— Start of Exercise data —

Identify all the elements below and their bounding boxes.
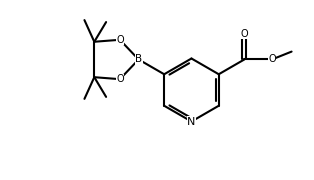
Text: O: O <box>268 55 276 64</box>
Text: O: O <box>241 29 248 39</box>
Text: N: N <box>187 116 196 127</box>
Text: O: O <box>116 35 124 45</box>
Text: B: B <box>135 55 142 64</box>
Text: O: O <box>116 74 124 84</box>
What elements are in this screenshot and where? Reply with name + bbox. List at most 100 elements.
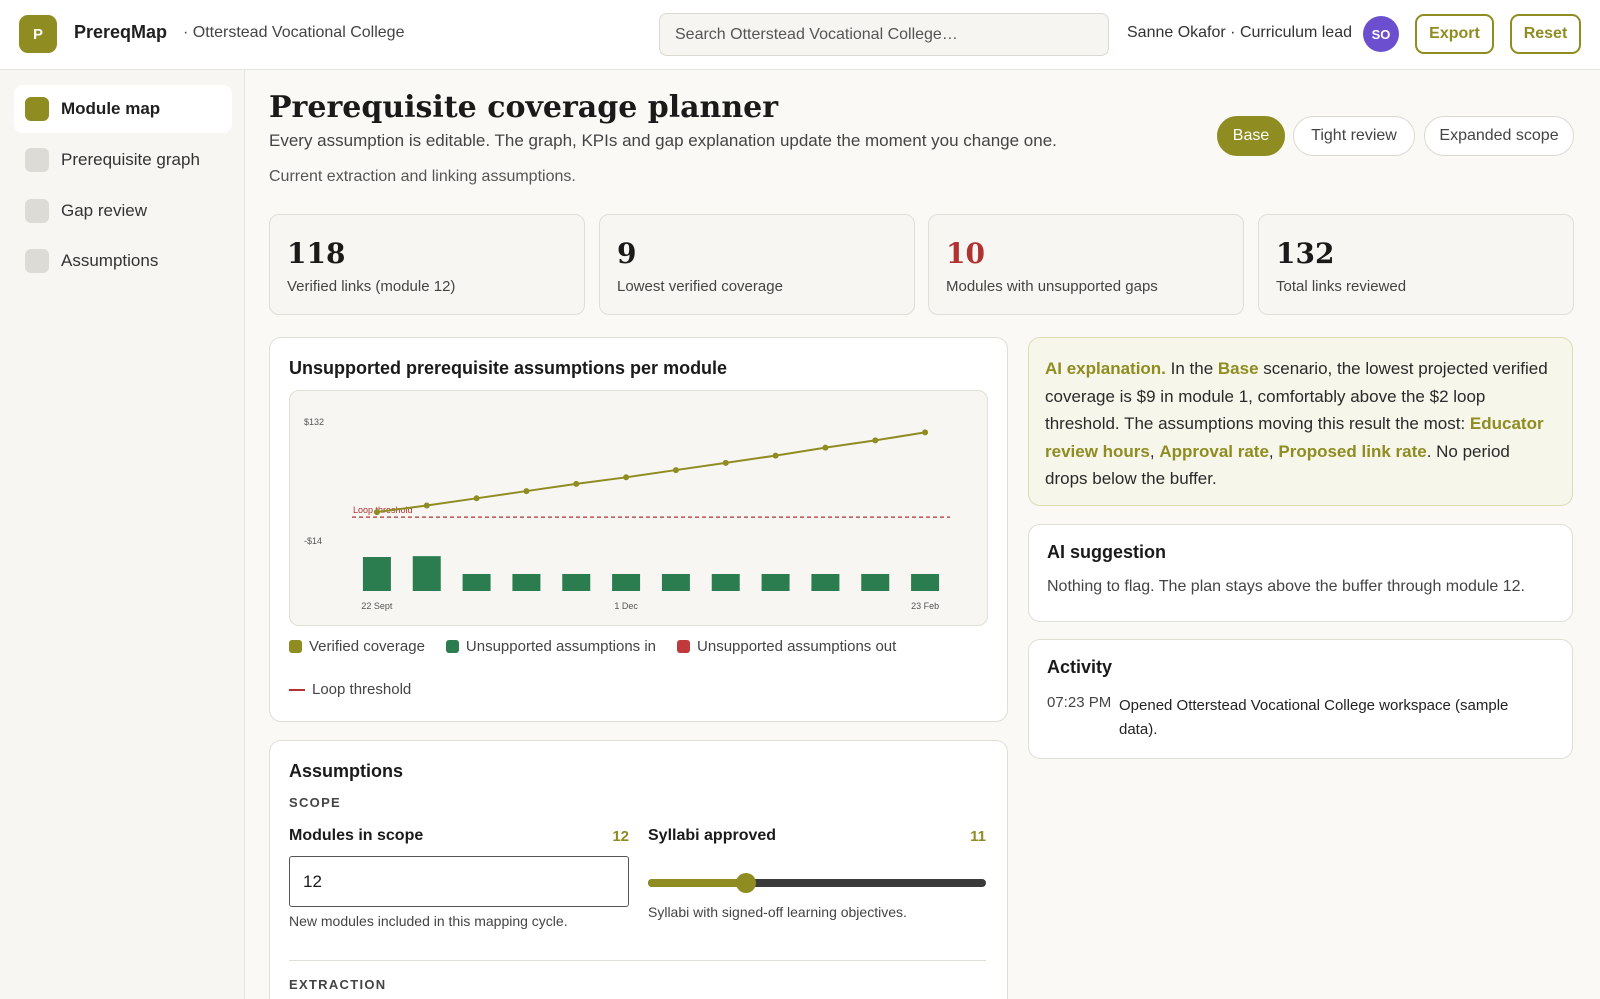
sidebar-item-prerequisite-graph[interactable]: Prerequisite graph: [14, 136, 232, 184]
legend-line-icon: [289, 688, 305, 691]
bar-unsupported-assumptions-in: [512, 574, 541, 591]
scope-section-label: SCOPE: [289, 795, 342, 810]
legend-label: Unsupported assumptions in: [465, 638, 657, 655]
ai-driver-link[interactable]: Educator review hours: [1045, 414, 1544, 461]
kpi-card-total-links: 132 Total links reviewed: [1258, 214, 1574, 315]
reset-button[interactable]: Reset: [1510, 14, 1581, 54]
app-logo[interactable]: P: [19, 15, 57, 53]
sidebar-item-gap-review[interactable]: Gap review: [14, 187, 232, 235]
chart-frame: $132 -$14 Loop threshold 22 Sept 1 Dec 23 Feb: [289, 390, 988, 626]
sidebar-item-label: Gap review: [61, 201, 147, 220]
ai-scenario-name: Base: [1217, 359, 1259, 378]
point-verified-coverage: [772, 452, 779, 459]
point-verified-coverage: [722, 459, 729, 466]
bar-unsupported-assumptions-in: [562, 574, 591, 591]
assumptions-card: Assumptions SCOPE Modules in scope 12 Ne…: [269, 740, 1008, 999]
assumptions-title: Assumptions: [289, 761, 404, 781]
bar-unsupported-assumptions-in: [412, 556, 441, 591]
legend-label: Unsupported assumptions out: [697, 638, 897, 655]
section-divider: [289, 960, 986, 961]
sidebar-item-module-map[interactable]: Module map: [14, 85, 232, 133]
point-verified-coverage: [473, 495, 480, 502]
legend-item-verified-coverage[interactable]: Verified coverage: [289, 638, 425, 655]
point-verified-coverage: [373, 509, 380, 516]
bar-unsupported-assumptions-in: [362, 557, 391, 591]
ai-text: . No period drops below the buffer.: [1045, 441, 1510, 489]
kpi-value: 10: [946, 237, 985, 270]
kpi-value: 9: [617, 237, 637, 270]
point-verified-coverage: [623, 474, 630, 481]
legend-swatch-icon: [677, 640, 691, 653]
extraction-section-label: EXTRACTION: [289, 977, 387, 992]
ai-text: In the: [1165, 359, 1218, 378]
scenario-tight-review-button[interactable]: Tight review: [1293, 116, 1415, 156]
bar-unsupported-assumptions-in: [462, 574, 491, 591]
export-button[interactable]: Export: [1415, 14, 1494, 54]
modules-in-scope-input[interactable]: [289, 856, 629, 907]
org-name: · Otterstead Vocational College: [183, 24, 405, 41]
kpi-card-lowest-coverage: 9 Lowest verified coverage: [599, 214, 915, 315]
activity-text: Opened Otterstead Vocational College wor…: [1119, 697, 1509, 738]
page-subtitle: Every assumption is editable. The graph,…: [269, 131, 1057, 150]
point-verified-coverage: [922, 429, 929, 436]
search-input[interactable]: [659, 13, 1109, 56]
legend-item-loop-threshold[interactable]: Loop threshold: [289, 681, 411, 698]
gap-review-icon: [25, 199, 49, 223]
scenario-base-button[interactable]: Base: [1217, 116, 1285, 156]
legend-item-unsupported-in[interactable]: Unsupported assumptions in: [445, 638, 657, 655]
page-title: Prerequisite coverage planner: [269, 90, 779, 125]
assumptions-icon: [25, 249, 49, 273]
x-tick-label: 23 Feb: [911, 601, 939, 611]
page-description: Current extraction and linking assumptio…: [269, 168, 576, 185]
ai-suggestion-body: Nothing to flag. The plan stays above th…: [1047, 578, 1525, 595]
kpi-label: Lowest verified coverage: [617, 278, 783, 295]
kpi-label: Total links reviewed: [1276, 278, 1407, 295]
chart-card: Unsupported prerequisite assumptions per…: [269, 337, 1008, 722]
user-name: Sanne Okafor · Curriculum lead: [1127, 24, 1352, 41]
module-map-icon: [25, 97, 49, 121]
ai-suggestion-card: AI suggestion Nothing to flag. The plan …: [1028, 524, 1573, 622]
kpi-value: 132: [1276, 237, 1335, 270]
bar-unsupported-assumptions-in: [612, 574, 641, 591]
sidebar: Module map Prerequisite graph Gap review…: [0, 70, 245, 999]
slider-thumb[interactable]: [736, 873, 757, 893]
syllabi-approved-value: 11: [970, 828, 986, 845]
bar-unsupported-assumptions-in: [811, 574, 840, 591]
modules-in-scope-label: Modules in scope: [289, 827, 424, 844]
sidebar-item-label: Assumptions: [61, 251, 159, 270]
scenario-expanded-scope-button[interactable]: Expanded scope: [1424, 116, 1574, 156]
chart-legend-threshold: Loop threshold: [289, 681, 432, 698]
ai-driver-link[interactable]: Approval rate: [1159, 441, 1269, 461]
point-verified-coverage: [523, 488, 530, 495]
bar-unsupported-assumptions-in: [761, 574, 790, 591]
bar-unsupported-assumptions-in: [861, 574, 890, 591]
activity-title: Activity: [1047, 657, 1113, 677]
kpi-label: Modules with unsupported gaps: [946, 278, 1158, 295]
legend-swatch-icon: [445, 640, 459, 653]
bar-unsupported-assumptions-in: [661, 574, 690, 591]
activity-card: Activity 07:23 PM Opened Otterstead Voca…: [1028, 639, 1573, 759]
point-verified-coverage: [672, 467, 679, 474]
chart-title: Unsupported prerequisite assumptions per…: [289, 358, 728, 378]
legend-swatch-icon: [289, 640, 302, 653]
legend-item-unsupported-out[interactable]: Unsupported assumptions out: [677, 638, 896, 655]
sidebar-item-label: Prerequisite graph: [61, 150, 200, 169]
ai-suggestion-title: AI suggestion: [1047, 542, 1167, 562]
threshold-label: Loop threshold: [353, 505, 413, 515]
kpi-card-unsupported-gaps: 10 Modules with unsupported gaps: [928, 214, 1244, 315]
syllabi-approved-slider[interactable]: [648, 873, 986, 893]
bar-unsupported-assumptions-in: [911, 574, 940, 591]
ai-driver-link[interactable]: Proposed link rate: [1278, 441, 1427, 461]
syllabi-approved-label: Syllabi approved: [648, 827, 777, 844]
sidebar-item-label: Module map: [61, 99, 161, 118]
ai-explanation-lead: AI explanation.: [1045, 359, 1166, 378]
legend-label: Loop threshold: [312, 681, 412, 698]
app-name: PrereqMap: [74, 22, 168, 42]
ai-text: ,: [1268, 441, 1279, 461]
sidebar-item-assumptions[interactable]: Assumptions: [14, 237, 232, 285]
chart-legend: Verified coverage Unsupported assumption…: [289, 638, 917, 655]
avatar[interactable]: SO: [1363, 16, 1399, 52]
ai-text: ,: [1149, 441, 1160, 461]
chart-svg: $132 -$14 Loop threshold 22 Sept 1 Dec 23 Feb: [304, 417, 950, 611]
x-tick-label: 22 Sept: [361, 601, 393, 611]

— End of Exercise data —

• Challenge
Return the lines of the material verbatim, beginning with the line that contains "Text: O: O <box>268 55 276 64</box>" and ending with the line that contains "What elements are", with both of those lines included.

• Written response
Text: O: O <box>268 55 276 64</box>
Text: O: O <box>241 29 248 39</box>
Text: N: N <box>187 116 196 127</box>
Text: O: O <box>116 35 124 45</box>
Text: B: B <box>135 55 142 64</box>
Text: O: O <box>116 74 124 84</box>
What elements are in this screenshot and where? Reply with name + bbox. List at most 100 elements.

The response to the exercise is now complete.